┌──

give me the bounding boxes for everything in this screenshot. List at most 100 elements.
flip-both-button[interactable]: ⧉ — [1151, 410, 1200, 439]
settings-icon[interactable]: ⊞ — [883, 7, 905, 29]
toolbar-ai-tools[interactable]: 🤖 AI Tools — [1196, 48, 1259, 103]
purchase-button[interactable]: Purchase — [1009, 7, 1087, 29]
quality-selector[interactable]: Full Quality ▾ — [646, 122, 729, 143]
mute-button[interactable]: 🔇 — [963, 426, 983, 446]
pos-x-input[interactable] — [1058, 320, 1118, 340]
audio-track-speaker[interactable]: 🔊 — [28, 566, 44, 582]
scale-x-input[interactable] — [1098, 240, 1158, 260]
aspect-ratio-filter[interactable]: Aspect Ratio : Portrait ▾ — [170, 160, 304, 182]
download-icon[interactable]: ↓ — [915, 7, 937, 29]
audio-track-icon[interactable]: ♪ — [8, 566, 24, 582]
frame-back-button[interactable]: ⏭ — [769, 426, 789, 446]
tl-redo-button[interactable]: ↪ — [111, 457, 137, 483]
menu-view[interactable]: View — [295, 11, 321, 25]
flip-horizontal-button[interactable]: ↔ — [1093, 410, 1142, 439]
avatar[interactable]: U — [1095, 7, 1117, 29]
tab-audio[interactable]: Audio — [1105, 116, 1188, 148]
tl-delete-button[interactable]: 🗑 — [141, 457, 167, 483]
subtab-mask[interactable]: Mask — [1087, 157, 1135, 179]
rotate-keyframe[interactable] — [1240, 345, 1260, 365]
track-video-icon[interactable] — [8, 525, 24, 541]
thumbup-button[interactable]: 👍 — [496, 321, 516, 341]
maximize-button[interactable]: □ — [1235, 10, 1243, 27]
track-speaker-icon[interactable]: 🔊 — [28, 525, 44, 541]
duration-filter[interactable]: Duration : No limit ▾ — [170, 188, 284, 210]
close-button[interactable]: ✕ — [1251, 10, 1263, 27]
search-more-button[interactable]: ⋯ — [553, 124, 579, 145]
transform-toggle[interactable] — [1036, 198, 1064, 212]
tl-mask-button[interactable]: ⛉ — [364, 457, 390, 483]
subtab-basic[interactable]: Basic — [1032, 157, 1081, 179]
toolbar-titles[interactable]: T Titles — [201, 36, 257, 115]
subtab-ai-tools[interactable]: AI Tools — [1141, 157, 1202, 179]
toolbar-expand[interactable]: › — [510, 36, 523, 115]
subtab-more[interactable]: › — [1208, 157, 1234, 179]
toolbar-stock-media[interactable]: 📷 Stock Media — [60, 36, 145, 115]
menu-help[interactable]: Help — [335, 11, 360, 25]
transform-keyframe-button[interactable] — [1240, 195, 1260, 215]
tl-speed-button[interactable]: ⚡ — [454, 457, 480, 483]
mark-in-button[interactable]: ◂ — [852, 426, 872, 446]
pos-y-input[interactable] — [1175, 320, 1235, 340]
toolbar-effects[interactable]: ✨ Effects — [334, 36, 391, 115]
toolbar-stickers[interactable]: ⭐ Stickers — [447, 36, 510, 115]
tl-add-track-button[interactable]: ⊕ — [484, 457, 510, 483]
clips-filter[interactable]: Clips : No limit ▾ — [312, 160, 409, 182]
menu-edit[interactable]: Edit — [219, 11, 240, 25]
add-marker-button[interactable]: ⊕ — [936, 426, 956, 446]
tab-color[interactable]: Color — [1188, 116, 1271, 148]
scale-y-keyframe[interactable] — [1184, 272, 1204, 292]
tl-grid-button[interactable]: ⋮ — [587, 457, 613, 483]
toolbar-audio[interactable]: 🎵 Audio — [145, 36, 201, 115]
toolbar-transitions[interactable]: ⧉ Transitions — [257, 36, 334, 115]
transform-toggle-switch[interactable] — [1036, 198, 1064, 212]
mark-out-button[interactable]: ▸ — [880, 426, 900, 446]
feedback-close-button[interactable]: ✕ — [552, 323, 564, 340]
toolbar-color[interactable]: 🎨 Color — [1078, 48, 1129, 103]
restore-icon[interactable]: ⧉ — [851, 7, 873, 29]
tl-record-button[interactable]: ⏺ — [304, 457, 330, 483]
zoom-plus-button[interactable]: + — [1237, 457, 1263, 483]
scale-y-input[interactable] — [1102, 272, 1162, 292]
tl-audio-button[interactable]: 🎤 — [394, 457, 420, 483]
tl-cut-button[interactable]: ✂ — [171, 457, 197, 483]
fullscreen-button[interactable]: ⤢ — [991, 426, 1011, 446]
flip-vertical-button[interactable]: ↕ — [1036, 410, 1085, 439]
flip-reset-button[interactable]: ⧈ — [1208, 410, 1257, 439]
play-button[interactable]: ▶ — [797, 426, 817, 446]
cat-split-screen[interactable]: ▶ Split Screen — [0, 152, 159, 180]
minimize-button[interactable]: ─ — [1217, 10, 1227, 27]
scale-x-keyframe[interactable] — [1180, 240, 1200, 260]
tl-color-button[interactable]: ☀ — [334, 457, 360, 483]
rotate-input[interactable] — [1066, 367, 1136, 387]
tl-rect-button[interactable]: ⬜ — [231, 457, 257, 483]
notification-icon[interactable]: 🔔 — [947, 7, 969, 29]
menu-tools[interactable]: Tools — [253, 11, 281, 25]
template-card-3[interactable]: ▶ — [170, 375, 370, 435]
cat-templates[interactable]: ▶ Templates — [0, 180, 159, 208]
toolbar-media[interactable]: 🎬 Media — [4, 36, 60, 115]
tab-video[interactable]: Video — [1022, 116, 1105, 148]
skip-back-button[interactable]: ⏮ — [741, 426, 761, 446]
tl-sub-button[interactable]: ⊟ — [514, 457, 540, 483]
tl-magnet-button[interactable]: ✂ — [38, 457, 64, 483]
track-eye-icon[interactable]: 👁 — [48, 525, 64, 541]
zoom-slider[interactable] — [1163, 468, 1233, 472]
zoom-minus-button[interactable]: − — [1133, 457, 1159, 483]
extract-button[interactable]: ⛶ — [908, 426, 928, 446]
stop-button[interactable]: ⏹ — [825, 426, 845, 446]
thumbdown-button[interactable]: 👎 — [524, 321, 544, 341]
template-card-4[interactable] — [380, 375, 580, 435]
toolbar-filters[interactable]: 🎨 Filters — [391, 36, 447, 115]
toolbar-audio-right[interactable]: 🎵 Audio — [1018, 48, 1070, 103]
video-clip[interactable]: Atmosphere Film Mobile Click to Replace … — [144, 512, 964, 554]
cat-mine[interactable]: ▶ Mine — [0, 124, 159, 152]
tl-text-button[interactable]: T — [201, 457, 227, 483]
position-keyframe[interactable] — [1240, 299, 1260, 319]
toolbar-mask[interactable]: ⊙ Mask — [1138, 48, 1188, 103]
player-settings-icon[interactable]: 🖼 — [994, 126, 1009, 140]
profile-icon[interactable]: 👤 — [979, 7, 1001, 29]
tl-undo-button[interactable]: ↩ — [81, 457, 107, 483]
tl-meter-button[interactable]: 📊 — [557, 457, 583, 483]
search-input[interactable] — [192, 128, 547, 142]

└──

EXERCISE DESCRIPTION →
Copy out every line of the records above without changing a single character.

THE RESPONSE →
give me the bounding boxes for everything in this screenshot. List at most 100 elements.
flip-both-button[interactable]: ⧉ — [1151, 410, 1200, 439]
settings-icon[interactable]: ⊞ — [883, 7, 905, 29]
toolbar-ai-tools[interactable]: 🤖 AI Tools — [1196, 48, 1259, 103]
purchase-button[interactable]: Purchase — [1009, 7, 1087, 29]
quality-selector[interactable]: Full Quality ▾ — [646, 122, 729, 143]
mute-button[interactable]: 🔇 — [963, 426, 983, 446]
pos-x-input[interactable] — [1058, 320, 1118, 340]
audio-track-speaker[interactable]: 🔊 — [28, 566, 44, 582]
scale-x-input[interactable] — [1098, 240, 1158, 260]
aspect-ratio-filter[interactable]: Aspect Ratio : Portrait ▾ — [170, 160, 304, 182]
download-icon[interactable]: ↓ — [915, 7, 937, 29]
audio-track-icon[interactable]: ♪ — [8, 566, 24, 582]
frame-back-button[interactable]: ⏭ — [769, 426, 789, 446]
tl-redo-button[interactable]: ↪ — [111, 457, 137, 483]
menu-view[interactable]: View — [295, 11, 321, 25]
flip-horizontal-button[interactable]: ↔ — [1093, 410, 1142, 439]
avatar[interactable]: U — [1095, 7, 1117, 29]
tab-audio[interactable]: Audio — [1105, 116, 1188, 148]
tl-delete-button[interactable]: 🗑 — [141, 457, 167, 483]
subtab-mask[interactable]: Mask — [1087, 157, 1135, 179]
rotate-keyframe[interactable] — [1240, 345, 1260, 365]
track-video-icon[interactable] — [8, 525, 24, 541]
thumbup-button[interactable]: 👍 — [496, 321, 516, 341]
maximize-button[interactable]: □ — [1235, 10, 1243, 27]
track-speaker-icon[interactable]: 🔊 — [28, 525, 44, 541]
duration-filter[interactable]: Duration : No limit ▾ — [170, 188, 284, 210]
close-button[interactable]: ✕ — [1251, 10, 1263, 27]
search-more-button[interactable]: ⋯ — [553, 124, 579, 145]
transform-toggle[interactable] — [1036, 198, 1064, 212]
tl-mask-button[interactable]: ⛉ — [364, 457, 390, 483]
subtab-basic[interactable]: Basic — [1032, 157, 1081, 179]
toolbar-titles[interactable]: T Titles — [201, 36, 257, 115]
subtab-ai-tools[interactable]: AI Tools — [1141, 157, 1202, 179]
toolbar-expand[interactable]: › — [510, 36, 523, 115]
subtab-more[interactable]: › — [1208, 157, 1234, 179]
toolbar-stock-media[interactable]: 📷 Stock Media — [60, 36, 145, 115]
menu-help[interactable]: Help — [335, 11, 360, 25]
transform-keyframe-button[interactable] — [1240, 195, 1260, 215]
tl-speed-button[interactable]: ⚡ — [454, 457, 480, 483]
mark-in-button[interactable]: ◂ — [852, 426, 872, 446]
pos-y-input[interactable] — [1175, 320, 1235, 340]
toolbar-effects[interactable]: ✨ Effects — [334, 36, 391, 115]
toolbar-stickers[interactable]: ⭐ Stickers — [447, 36, 510, 115]
tl-add-track-button[interactable]: ⊕ — [484, 457, 510, 483]
clips-filter[interactable]: Clips : No limit ▾ — [312, 160, 409, 182]
menu-edit[interactable]: Edit — [219, 11, 240, 25]
add-marker-button[interactable]: ⊕ — [936, 426, 956, 446]
tab-color[interactable]: Color — [1188, 116, 1271, 148]
scale-y-keyframe[interactable] — [1184, 272, 1204, 292]
tl-grid-button[interactable]: ⋮ — [587, 457, 613, 483]
toolbar-audio[interactable]: 🎵 Audio — [145, 36, 201, 115]
toolbar-transitions[interactable]: ⧉ Transitions — [257, 36, 334, 115]
transform-toggle-switch[interactable] — [1036, 198, 1064, 212]
mark-out-button[interactable]: ▸ — [880, 426, 900, 446]
feedback-close-button[interactable]: ✕ — [552, 323, 564, 340]
toolbar-color[interactable]: 🎨 Color — [1078, 48, 1129, 103]
restore-icon[interactable]: ⧉ — [851, 7, 873, 29]
tl-record-button[interactable]: ⏺ — [304, 457, 330, 483]
zoom-plus-button[interactable]: + — [1237, 457, 1263, 483]
scale-y-input[interactable] — [1102, 272, 1162, 292]
tl-audio-button[interactable]: 🎤 — [394, 457, 420, 483]
tl-cut-button[interactable]: ✂ — [171, 457, 197, 483]
fullscreen-button[interactable]: ⤢ — [991, 426, 1011, 446]
flip-vertical-button[interactable]: ↕ — [1036, 410, 1085, 439]
flip-reset-button[interactable]: ⧈ — [1208, 410, 1257, 439]
play-button[interactable]: ▶ — [797, 426, 817, 446]
cat-split-screen[interactable]: ▶ Split Screen — [0, 152, 159, 180]
minimize-button[interactable]: ─ — [1217, 10, 1227, 27]
scale-x-keyframe[interactable] — [1180, 240, 1200, 260]
tl-color-button[interactable]: ☀ — [334, 457, 360, 483]
rotate-input[interactable] — [1066, 367, 1136, 387]
tl-rect-button[interactable]: ⬜ — [231, 457, 257, 483]
notification-icon[interactable]: 🔔 — [947, 7, 969, 29]
menu-tools[interactable]: Tools — [253, 11, 281, 25]
template-card-3[interactable]: ▶ — [170, 375, 370, 435]
cat-templates[interactable]: ▶ Templates — [0, 180, 159, 208]
toolbar-media[interactable]: 🎬 Media — [4, 36, 60, 115]
tab-video[interactable]: Video — [1022, 116, 1105, 148]
skip-back-button[interactable]: ⏮ — [741, 426, 761, 446]
tl-sub-button[interactable]: ⊟ — [514, 457, 540, 483]
tl-magnet-button[interactable]: ✂ — [38, 457, 64, 483]
track-eye-icon[interactable]: 👁 — [48, 525, 64, 541]
zoom-slider[interactable] — [1163, 468, 1233, 472]
zoom-minus-button[interactable]: − — [1133, 457, 1159, 483]
extract-button[interactable]: ⛶ — [908, 426, 928, 446]
stop-button[interactable]: ⏹ — [825, 426, 845, 446]
thumbdown-button[interactable]: 👎 — [524, 321, 544, 341]
template-card-4[interactable] — [380, 375, 580, 435]
toolbar-filters[interactable]: 🎨 Filters — [391, 36, 447, 115]
toolbar-audio-right[interactable]: 🎵 Audio — [1018, 48, 1070, 103]
video-clip[interactable]: Atmosphere Film Mobile Click to Replace … — [144, 512, 964, 554]
cat-mine[interactable]: ▶ Mine — [0, 124, 159, 152]
tl-text-button[interactable]: T — [201, 457, 227, 483]
position-keyframe[interactable] — [1240, 299, 1260, 319]
toolbar-mask[interactable]: ⊙ Mask — [1138, 48, 1188, 103]
player-settings-icon[interactable]: 🖼 — [994, 126, 1009, 140]
profile-icon[interactable]: 👤 — [979, 7, 1001, 29]
tl-undo-button[interactable]: ↩ — [81, 457, 107, 483]
tl-meter-button[interactable]: 📊 — [557, 457, 583, 483]
search-input[interactable] — [192, 128, 547, 142]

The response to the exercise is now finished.